The exercise
Search the data for the word "NDGrants" and copy every line where it occurs.
---------------
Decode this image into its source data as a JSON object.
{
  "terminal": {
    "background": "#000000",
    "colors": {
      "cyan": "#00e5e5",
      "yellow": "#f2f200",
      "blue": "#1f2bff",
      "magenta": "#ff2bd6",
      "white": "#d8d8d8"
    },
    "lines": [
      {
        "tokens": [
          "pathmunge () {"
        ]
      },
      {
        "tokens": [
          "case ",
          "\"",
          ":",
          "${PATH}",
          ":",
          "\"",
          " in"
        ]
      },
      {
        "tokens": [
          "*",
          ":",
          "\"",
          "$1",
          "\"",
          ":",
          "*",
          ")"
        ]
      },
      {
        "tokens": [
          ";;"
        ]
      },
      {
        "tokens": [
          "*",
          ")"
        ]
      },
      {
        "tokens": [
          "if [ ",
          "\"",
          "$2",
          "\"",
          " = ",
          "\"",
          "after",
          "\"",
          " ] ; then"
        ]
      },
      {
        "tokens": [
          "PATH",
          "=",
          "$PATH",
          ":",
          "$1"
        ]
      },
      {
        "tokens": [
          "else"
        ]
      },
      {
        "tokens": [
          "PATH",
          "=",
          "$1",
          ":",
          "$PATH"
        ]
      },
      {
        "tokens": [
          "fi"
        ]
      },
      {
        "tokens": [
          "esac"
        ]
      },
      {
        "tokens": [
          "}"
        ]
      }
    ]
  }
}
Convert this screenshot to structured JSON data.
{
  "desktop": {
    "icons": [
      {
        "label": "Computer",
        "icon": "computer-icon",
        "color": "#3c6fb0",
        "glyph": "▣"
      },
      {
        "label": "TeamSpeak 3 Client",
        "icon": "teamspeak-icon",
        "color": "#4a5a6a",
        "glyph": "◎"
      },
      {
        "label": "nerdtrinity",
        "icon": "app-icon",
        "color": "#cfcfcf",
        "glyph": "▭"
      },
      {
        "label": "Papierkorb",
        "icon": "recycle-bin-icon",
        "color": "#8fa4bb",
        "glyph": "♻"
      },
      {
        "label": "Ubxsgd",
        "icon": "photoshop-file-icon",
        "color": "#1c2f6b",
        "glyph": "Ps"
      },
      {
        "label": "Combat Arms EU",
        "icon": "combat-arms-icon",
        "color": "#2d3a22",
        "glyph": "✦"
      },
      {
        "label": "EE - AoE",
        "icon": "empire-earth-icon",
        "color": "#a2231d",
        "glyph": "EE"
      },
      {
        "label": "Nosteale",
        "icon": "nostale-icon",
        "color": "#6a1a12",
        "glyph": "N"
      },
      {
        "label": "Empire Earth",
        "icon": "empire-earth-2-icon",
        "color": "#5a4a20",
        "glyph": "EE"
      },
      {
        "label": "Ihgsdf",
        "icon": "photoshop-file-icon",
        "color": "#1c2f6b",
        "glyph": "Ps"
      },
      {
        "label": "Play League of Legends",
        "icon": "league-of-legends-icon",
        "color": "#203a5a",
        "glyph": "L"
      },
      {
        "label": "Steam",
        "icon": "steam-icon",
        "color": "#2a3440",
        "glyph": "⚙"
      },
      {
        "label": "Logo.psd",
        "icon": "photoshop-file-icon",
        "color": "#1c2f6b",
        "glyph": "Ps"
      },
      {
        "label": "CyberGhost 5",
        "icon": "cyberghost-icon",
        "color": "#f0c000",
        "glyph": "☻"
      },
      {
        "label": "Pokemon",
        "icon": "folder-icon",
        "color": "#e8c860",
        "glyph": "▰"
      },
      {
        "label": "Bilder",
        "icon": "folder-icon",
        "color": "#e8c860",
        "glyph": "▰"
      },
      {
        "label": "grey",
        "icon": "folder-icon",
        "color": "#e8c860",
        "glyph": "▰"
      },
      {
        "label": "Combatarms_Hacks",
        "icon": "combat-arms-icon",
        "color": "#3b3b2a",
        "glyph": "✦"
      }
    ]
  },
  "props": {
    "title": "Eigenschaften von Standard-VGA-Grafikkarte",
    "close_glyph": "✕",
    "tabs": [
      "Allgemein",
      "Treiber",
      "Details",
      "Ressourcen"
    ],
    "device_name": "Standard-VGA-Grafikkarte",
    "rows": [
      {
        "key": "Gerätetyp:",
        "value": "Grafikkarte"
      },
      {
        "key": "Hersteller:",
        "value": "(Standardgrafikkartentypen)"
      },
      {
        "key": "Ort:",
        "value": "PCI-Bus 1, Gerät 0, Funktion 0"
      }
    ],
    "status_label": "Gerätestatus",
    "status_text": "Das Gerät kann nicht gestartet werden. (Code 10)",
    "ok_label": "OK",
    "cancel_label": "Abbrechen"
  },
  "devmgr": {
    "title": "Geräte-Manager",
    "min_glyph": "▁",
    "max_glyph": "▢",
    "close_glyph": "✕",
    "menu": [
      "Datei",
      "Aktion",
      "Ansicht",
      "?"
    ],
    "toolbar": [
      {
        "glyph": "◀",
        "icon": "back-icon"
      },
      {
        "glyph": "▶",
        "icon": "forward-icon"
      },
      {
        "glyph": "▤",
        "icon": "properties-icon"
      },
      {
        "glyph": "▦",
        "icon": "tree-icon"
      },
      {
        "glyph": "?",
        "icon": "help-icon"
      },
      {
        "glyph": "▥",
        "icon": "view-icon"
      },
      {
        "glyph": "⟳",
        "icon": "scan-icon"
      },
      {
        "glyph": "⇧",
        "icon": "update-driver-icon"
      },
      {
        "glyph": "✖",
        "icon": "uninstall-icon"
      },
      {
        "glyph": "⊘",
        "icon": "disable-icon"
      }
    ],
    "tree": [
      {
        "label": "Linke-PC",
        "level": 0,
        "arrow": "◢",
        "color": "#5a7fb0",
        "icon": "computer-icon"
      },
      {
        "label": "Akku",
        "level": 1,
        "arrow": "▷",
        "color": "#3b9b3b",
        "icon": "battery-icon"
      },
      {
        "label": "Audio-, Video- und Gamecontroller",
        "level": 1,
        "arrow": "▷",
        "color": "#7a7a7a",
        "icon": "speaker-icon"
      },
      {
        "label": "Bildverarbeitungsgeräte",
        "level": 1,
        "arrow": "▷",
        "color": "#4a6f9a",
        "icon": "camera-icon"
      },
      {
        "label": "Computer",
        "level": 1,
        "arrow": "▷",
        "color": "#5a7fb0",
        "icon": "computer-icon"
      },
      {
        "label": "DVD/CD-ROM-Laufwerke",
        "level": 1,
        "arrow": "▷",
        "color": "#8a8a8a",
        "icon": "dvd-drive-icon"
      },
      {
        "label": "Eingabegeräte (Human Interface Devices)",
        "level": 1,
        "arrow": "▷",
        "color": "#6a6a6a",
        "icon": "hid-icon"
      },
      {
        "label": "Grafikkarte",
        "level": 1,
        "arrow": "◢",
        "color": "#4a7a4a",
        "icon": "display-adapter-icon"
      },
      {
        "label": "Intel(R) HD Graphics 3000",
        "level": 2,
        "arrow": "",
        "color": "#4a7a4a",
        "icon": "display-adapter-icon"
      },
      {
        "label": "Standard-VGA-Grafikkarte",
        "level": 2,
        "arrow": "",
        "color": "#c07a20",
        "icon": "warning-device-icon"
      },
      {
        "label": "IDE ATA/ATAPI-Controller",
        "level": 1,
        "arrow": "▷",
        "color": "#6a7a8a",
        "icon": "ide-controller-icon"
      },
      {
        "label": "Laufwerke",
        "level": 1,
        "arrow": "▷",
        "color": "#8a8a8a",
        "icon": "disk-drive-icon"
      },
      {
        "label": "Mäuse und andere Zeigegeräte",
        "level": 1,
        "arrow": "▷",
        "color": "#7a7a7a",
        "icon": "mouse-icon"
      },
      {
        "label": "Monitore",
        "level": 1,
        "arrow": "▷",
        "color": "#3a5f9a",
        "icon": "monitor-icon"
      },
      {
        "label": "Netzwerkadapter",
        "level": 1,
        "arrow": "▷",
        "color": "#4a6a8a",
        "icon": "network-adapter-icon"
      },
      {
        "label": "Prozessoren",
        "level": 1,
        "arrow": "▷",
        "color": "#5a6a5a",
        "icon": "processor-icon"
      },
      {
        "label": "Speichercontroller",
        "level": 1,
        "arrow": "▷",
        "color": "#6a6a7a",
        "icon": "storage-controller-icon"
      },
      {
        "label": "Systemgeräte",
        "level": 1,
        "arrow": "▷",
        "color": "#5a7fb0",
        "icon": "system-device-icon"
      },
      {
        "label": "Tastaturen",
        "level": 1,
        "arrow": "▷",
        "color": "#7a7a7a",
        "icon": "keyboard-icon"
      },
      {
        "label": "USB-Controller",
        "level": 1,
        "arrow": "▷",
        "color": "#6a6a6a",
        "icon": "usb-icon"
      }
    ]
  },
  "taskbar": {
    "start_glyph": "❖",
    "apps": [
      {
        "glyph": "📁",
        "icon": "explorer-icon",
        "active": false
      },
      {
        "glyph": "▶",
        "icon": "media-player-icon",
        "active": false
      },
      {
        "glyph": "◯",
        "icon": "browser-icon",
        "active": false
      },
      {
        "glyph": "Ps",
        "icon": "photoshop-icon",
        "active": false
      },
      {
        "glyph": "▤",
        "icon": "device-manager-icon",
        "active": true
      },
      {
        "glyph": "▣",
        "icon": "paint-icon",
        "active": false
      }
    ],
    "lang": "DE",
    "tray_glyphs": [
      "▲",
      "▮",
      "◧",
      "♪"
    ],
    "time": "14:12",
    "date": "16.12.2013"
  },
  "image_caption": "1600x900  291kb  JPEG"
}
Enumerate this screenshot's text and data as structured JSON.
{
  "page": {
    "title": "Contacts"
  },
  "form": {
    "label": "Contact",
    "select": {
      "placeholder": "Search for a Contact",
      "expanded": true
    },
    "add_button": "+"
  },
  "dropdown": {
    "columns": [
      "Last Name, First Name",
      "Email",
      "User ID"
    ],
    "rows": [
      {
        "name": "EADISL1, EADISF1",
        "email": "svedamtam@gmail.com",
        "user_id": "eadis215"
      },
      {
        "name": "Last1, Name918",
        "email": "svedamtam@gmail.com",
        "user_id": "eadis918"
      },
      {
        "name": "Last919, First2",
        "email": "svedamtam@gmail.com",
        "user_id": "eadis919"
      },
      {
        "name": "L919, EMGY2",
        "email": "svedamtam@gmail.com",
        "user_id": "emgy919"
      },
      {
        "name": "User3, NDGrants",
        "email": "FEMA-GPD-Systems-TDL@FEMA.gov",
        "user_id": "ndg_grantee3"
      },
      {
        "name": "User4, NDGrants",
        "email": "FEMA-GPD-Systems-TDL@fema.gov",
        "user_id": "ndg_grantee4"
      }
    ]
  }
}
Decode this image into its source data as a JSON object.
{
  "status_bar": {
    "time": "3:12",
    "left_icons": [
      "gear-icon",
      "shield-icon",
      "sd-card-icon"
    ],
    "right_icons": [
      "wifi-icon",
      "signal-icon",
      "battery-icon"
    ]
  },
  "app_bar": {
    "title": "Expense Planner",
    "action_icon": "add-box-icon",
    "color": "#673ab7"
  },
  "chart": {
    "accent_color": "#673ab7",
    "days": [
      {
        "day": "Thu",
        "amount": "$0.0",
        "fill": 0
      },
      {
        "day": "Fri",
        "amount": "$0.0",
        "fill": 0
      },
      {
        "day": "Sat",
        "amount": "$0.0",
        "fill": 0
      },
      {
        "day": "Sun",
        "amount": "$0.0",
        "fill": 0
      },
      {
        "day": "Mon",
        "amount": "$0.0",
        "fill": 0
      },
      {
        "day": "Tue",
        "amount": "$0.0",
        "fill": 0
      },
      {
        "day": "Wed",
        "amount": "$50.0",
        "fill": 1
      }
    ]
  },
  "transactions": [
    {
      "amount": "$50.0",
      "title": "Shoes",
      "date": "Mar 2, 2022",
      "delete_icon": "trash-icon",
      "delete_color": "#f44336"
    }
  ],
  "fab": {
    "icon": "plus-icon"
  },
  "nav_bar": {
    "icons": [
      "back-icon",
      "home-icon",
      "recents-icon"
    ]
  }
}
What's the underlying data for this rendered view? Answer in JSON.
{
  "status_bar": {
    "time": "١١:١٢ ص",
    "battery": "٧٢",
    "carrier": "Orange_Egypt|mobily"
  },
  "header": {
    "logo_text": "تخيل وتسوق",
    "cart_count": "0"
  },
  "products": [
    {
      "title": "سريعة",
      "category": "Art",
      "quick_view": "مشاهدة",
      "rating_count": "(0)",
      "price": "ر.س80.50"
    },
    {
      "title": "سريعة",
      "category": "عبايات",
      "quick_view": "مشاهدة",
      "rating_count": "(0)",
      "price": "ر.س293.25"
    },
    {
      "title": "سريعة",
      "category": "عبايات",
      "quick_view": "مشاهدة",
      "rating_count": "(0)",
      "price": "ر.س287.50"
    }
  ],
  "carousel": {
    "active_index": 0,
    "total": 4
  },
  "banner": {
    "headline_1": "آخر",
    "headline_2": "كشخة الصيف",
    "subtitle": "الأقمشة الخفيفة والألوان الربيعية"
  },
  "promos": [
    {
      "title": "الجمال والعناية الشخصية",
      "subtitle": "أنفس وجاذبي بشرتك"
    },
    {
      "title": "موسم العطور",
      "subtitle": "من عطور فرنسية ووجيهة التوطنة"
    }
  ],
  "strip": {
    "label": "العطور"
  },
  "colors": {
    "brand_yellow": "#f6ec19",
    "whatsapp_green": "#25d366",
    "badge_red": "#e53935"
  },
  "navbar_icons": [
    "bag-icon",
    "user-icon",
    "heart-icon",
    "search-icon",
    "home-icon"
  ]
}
---------------
Task solution
        "name": "User3, NDGrants",
        "name": "User4, NDGrants",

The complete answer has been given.